To do:
Going through the material below, please gather all lines with the word "Forecast" in them.
-- Start Data rows --
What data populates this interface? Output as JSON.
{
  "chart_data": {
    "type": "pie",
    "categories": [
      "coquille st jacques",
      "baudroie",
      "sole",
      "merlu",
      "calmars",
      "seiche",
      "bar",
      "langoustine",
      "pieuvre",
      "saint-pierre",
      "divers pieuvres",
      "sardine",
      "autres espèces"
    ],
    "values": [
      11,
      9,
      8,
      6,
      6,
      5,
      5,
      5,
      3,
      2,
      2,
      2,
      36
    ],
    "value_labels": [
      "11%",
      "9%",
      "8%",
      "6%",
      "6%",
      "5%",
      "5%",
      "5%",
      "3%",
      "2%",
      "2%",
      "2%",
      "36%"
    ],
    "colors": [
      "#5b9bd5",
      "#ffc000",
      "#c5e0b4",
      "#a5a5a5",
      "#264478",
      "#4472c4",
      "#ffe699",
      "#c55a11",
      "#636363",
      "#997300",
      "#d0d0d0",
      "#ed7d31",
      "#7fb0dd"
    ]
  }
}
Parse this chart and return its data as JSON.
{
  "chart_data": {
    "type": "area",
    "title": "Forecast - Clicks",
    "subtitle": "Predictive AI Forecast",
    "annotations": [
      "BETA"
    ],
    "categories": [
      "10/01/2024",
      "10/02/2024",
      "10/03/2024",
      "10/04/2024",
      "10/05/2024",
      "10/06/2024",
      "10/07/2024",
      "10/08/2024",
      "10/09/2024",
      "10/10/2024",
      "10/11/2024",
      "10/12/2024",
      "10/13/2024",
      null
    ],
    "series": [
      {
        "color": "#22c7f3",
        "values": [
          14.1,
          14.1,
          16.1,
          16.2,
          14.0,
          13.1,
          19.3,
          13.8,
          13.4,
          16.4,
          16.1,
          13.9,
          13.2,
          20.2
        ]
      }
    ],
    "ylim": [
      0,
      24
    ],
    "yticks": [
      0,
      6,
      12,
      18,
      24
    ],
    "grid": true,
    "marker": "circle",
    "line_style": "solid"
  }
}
-- End Data rows --
Written reply:
    "title": "Forecast - Clicks",
    "subtitle": "Predictive AI Forecast",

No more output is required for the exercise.